- WHAT YOU ARE ASKED TO DO
Copy each line below that includes "Logging".

- PROVIDED RECORDS
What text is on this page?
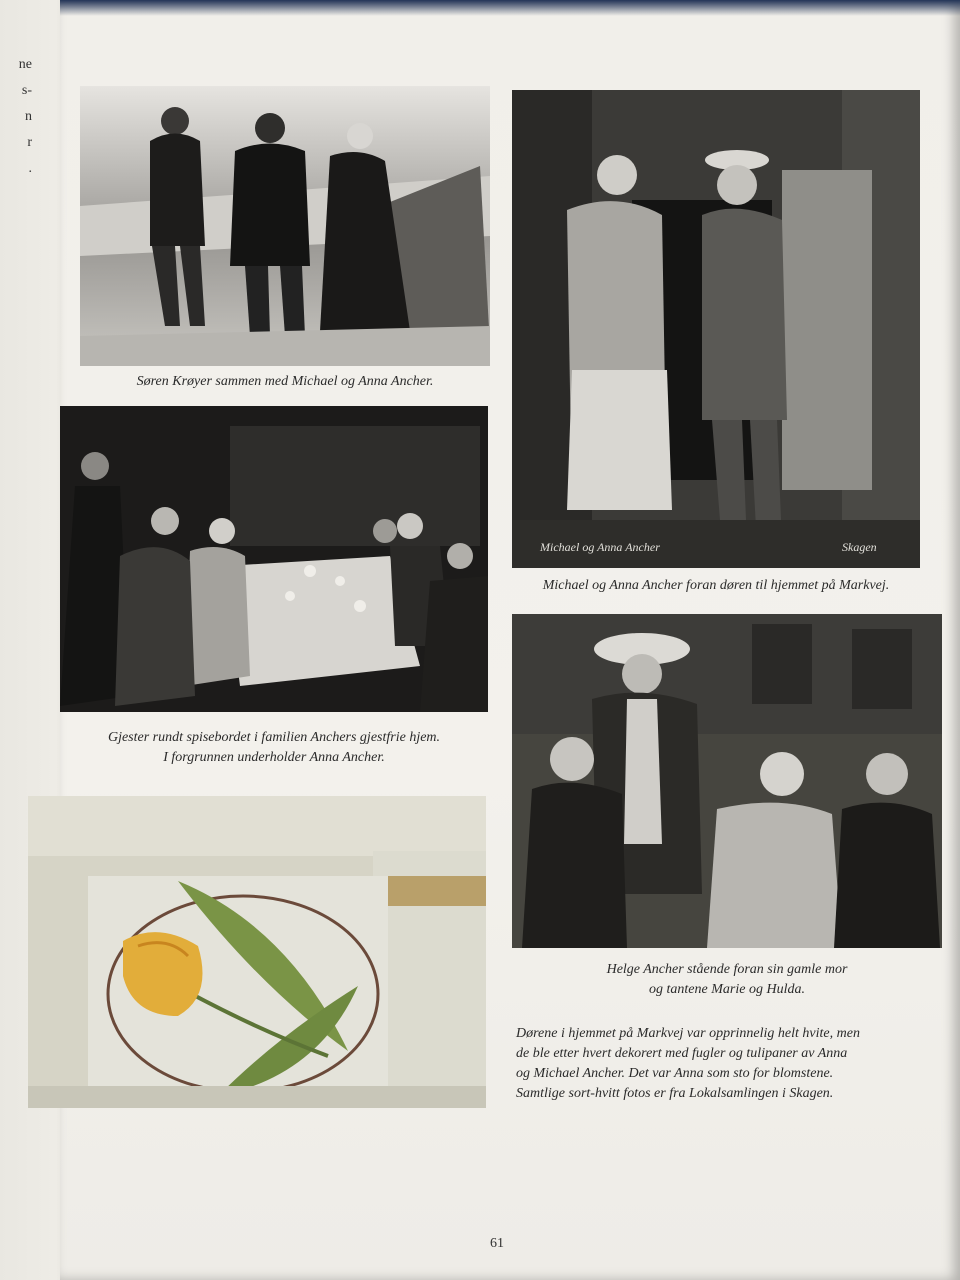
ne
s-
n
r
.
Søren Krøyer sammen med Michael og Anna Ancher.
Michael og Anna Ancher	Skagen
Michael og Anna Ancher foran døren til hjemmet på Markvej.
Gjester rundt spisebordet i familien Anchers gjestfrie hjem.
I forgrunnen underholder Anna Ancher.
Helge Ancher stående foran sin gamle mor
og tantene Marie og Hulda.
Dørene i hjemmet på Markvej var opprinnelig helt hvite, men
de ble etter hvert dekorert med fugler og tulipaner av Anna
og Michael Ancher. Det var Anna som sto for blomstene.
Samtlige sort-hvitt fotos er fra Lokalsamlingen i Skagen.
61
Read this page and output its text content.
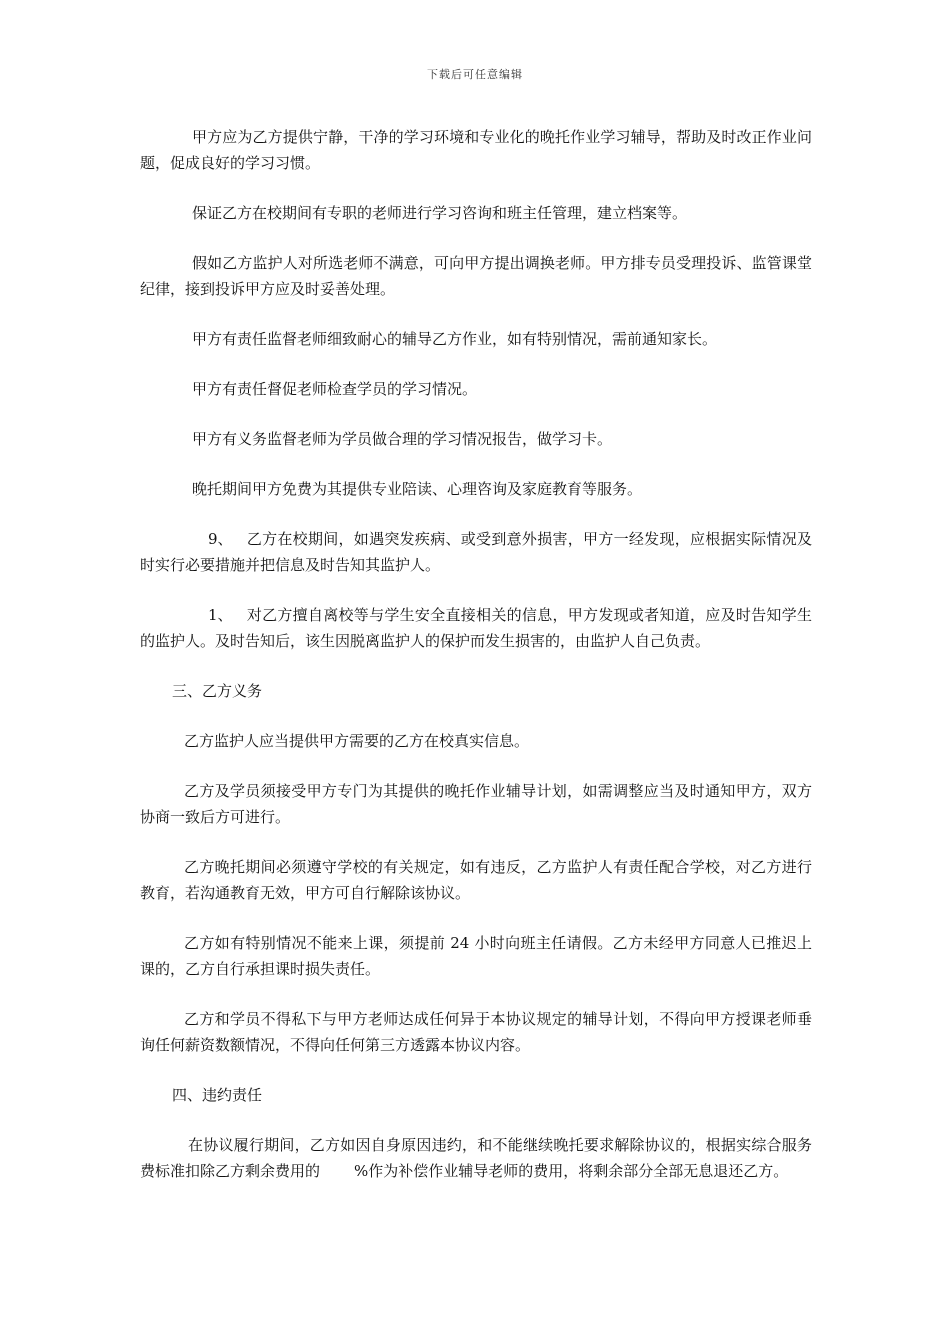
下载后可任意编辑

甲方应为乙方提供宁静，干净的学习环境和专业化的晚托作业学习辅导，帮助及时改正作业问题，促成良好的学习习惯。

保证乙方在校期间有专职的老师进行学习咨询和班主任管理，建立档案等。

假如乙方监护人对所选老师不满意，可向甲方提出调换老师。甲方排专员受理投诉、监管课堂纪律，接到投诉甲方应及时妥善处理。

甲方有责任监督老师细致耐心的辅导乙方作业，如有特别情况，需前通知家长。

甲方有责任督促老师检查学员的学习情况。

甲方有义务监督老师为学员做合理的学习情况报告，做学习卡。

晚托期间甲方免费为其提供专业陪读、心理咨询及家庭教育等服务。

9、 乙方在校期间，如遇突发疾病、或受到意外损害，甲方一经发现，应根据实际情况及时实行必要措施并把信息及时告知其监护人。

1、 对乙方擅自离校等与学生安全直接相关的信息，甲方发现或者知道，应及时告知学生的监护人。及时告知后，该生因脱离监护人的保护而发生损害的，由监护人自己负责。

三、乙方义务

乙方监护人应当提供甲方需要的乙方在校真实信息。

乙方及学员须接受甲方专门为其提供的晚托作业辅导计划，如需调整应当及时通知甲方，双方协商一致后方可进行。

乙方晚托期间必须遵守学校的有关规定，如有违反，乙方监护人有责任配合学校，对乙方进行教育，若沟通教育无效，甲方可自行解除该协议。

乙方如有特别情况不能来上课，须提前 24 小时向班主任请假。乙方未经甲方同意人已推迟上课的，乙方自行承担课时损失责任。

乙方和学员不得私下与甲方老师达成任何异于本协议规定的辅导计划，不得向甲方授课老师垂询任何薪资数额情况，不得向任何第三方透露本协议内容。

四、违约责任

在协议履行期间，乙方如因自身原因违约，和不能继续晚托要求解除协议的，根据实综合服务费标准扣除乙方剩余费用的 %作为补偿作业辅导老师的费用，将剩余部分全部无息退还乙方。
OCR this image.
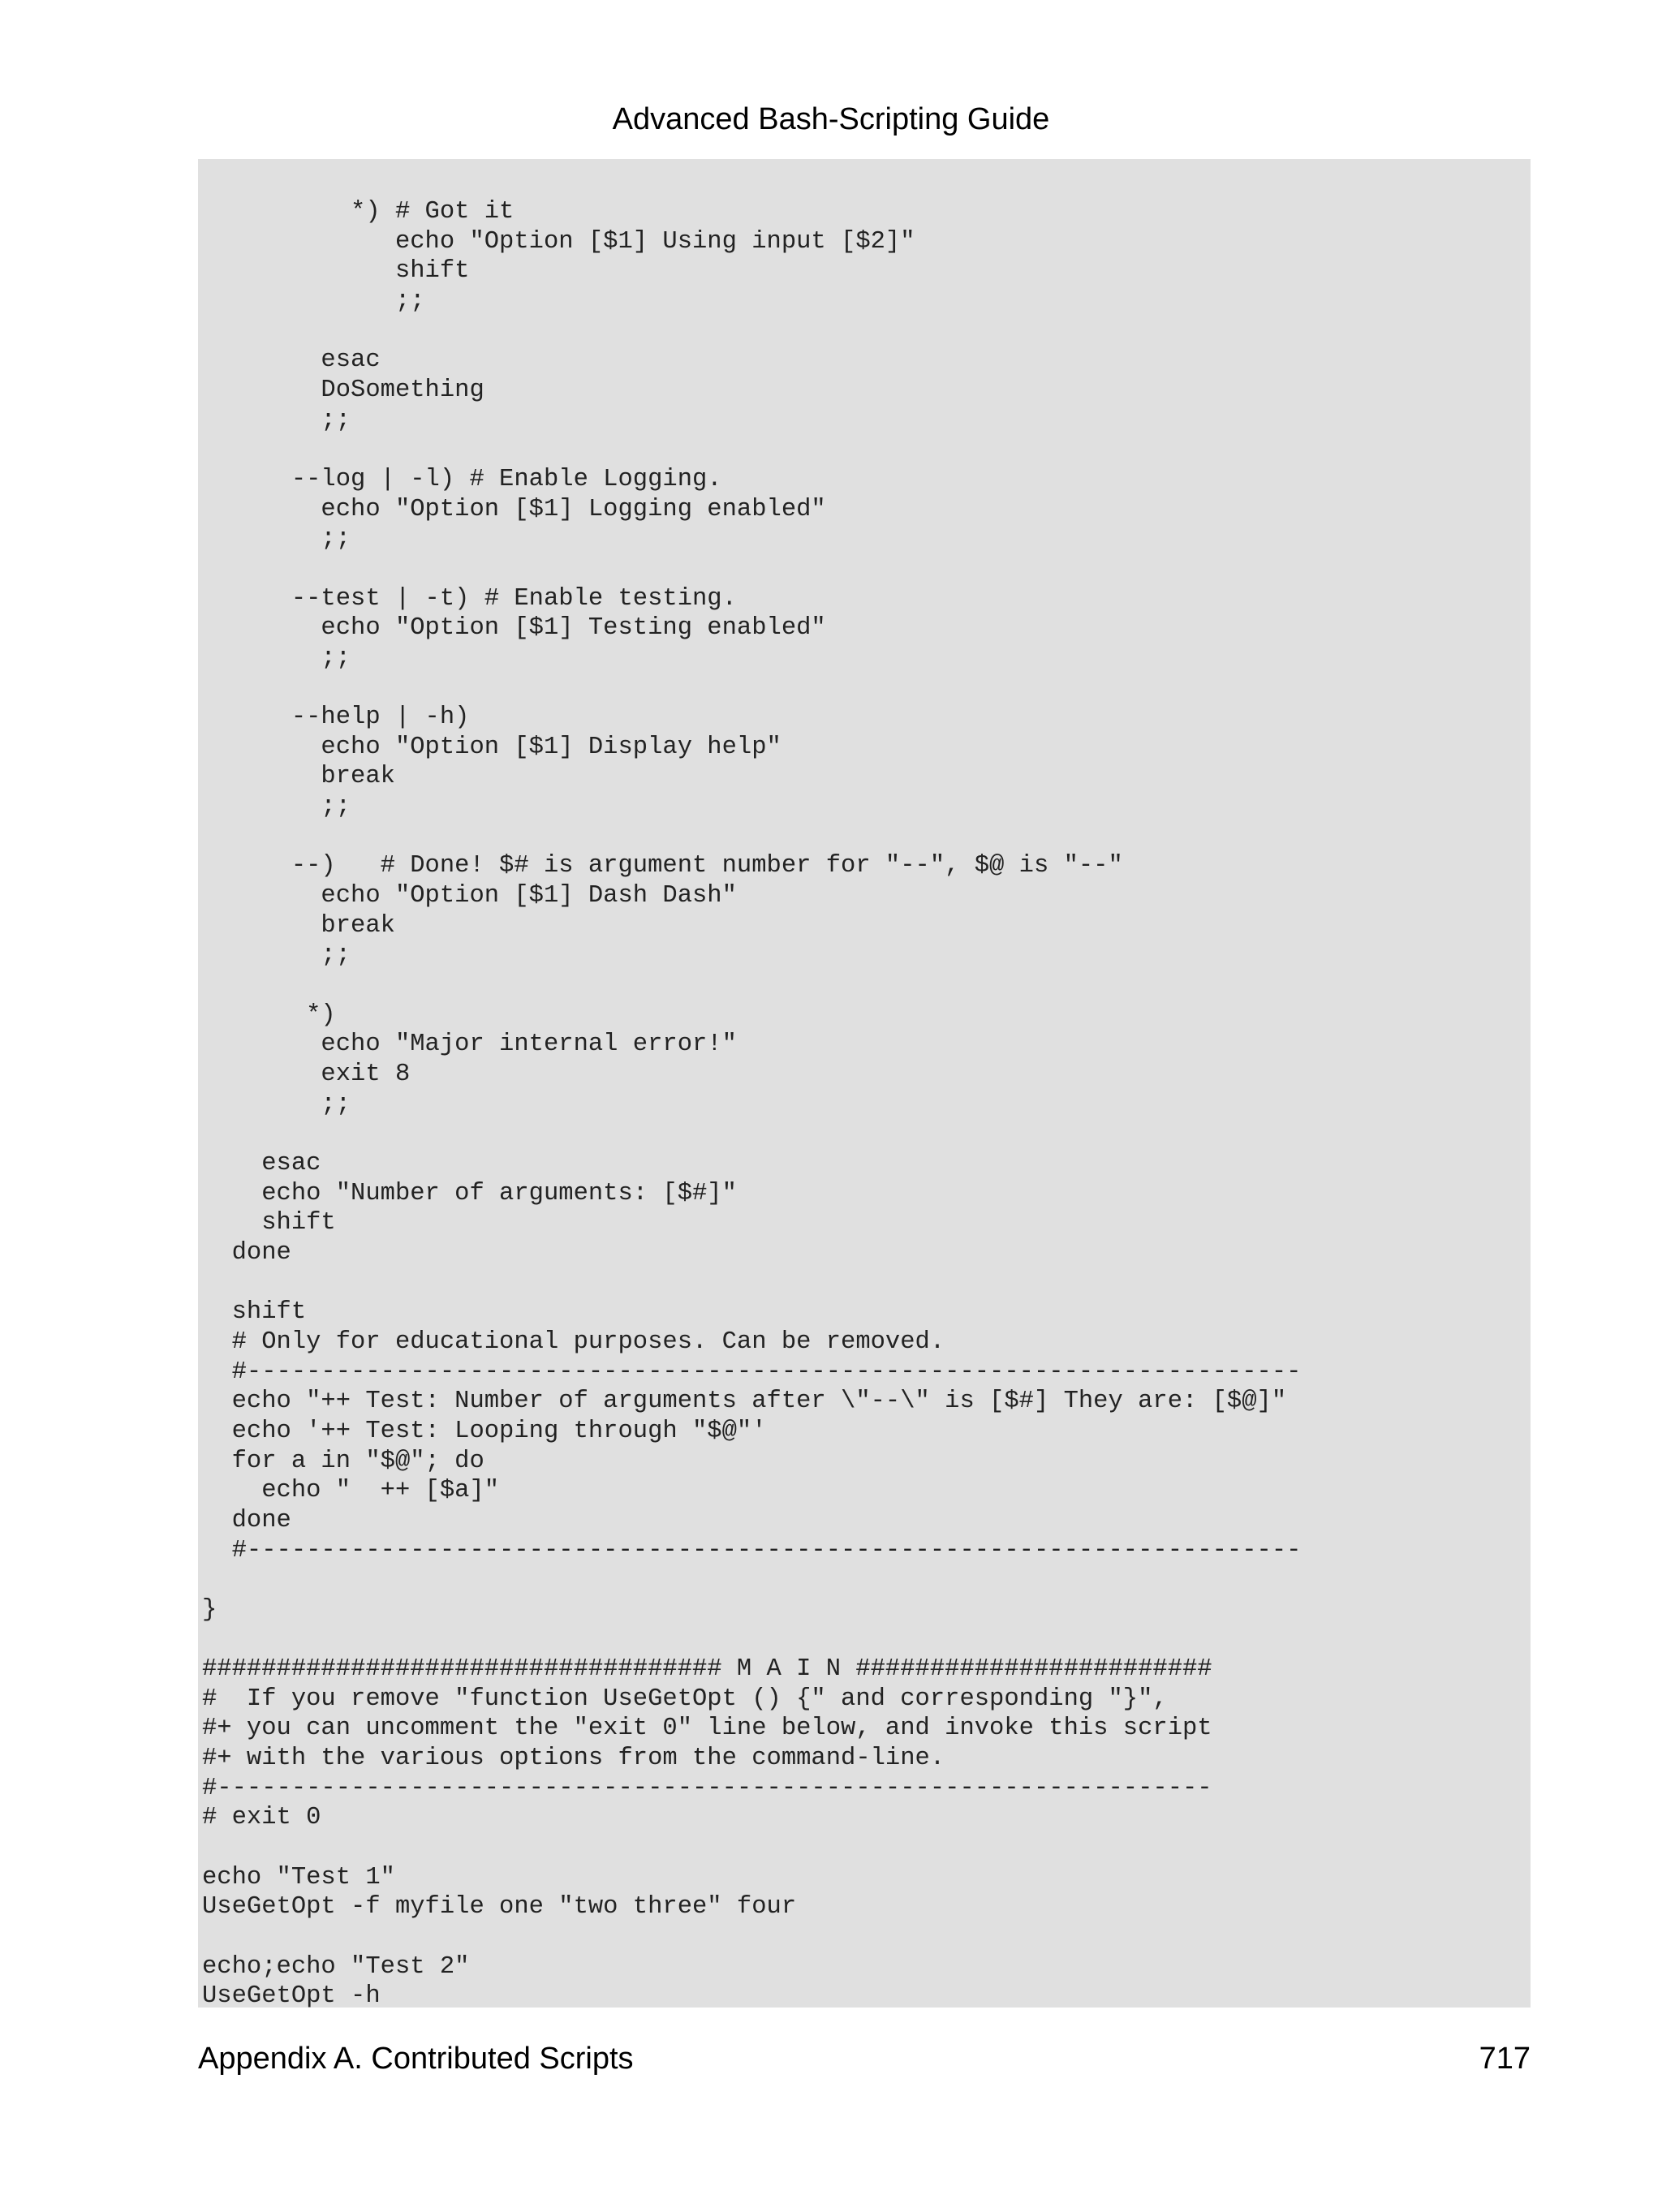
Advanced Bash-Scripting Guide
*) # Got it
echo "Option [$1] Using input [$2]"
shift
;;

esac
DoSomething
;;

--log | -l) # Enable Logging.
echo "Option [$1] Logging enabled"
;;

--test | -t) # Enable testing.
echo "Option [$1] Testing enabled"
;;

--help | -h)
echo "Option [$1] Display help"
break
;;

--)   # Done! $# is argument number for "--", $@ is "--"
echo "Option [$1] Dash Dash"
break
;;

*)
echo "Major internal error!"
exit 8
;;

esac
echo "Number of arguments: [$#]"
shift
done

shift
# Only for educational purposes. Can be removed.
#-----------------------------------------------------------------------
echo "++ Test: Number of arguments after \"--\" is [$#] They are: [$@]"
echo '++ Test: Looping through "$@"'
for a in "$@"; do
echo "  ++ [$a]"
done
#-----------------------------------------------------------------------

}

################################### M A I N ########################
#  If you remove "function UseGetOpt () {" and corresponding "}",
#+ you can uncomment the "exit 0" line below, and invoke this script
#+ with the various options from the command-line.
#-------------------------------------------------------------------
# exit 0

echo "Test 1"
UseGetOpt -f myfile one "two three" four

echo;echo "Test 2"
UseGetOpt -h
Appendix A. Contributed Scripts	717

- FINISHED ANSWER
--log | -l) # Enable Logging.
echo "Option [$1] Logging enabled"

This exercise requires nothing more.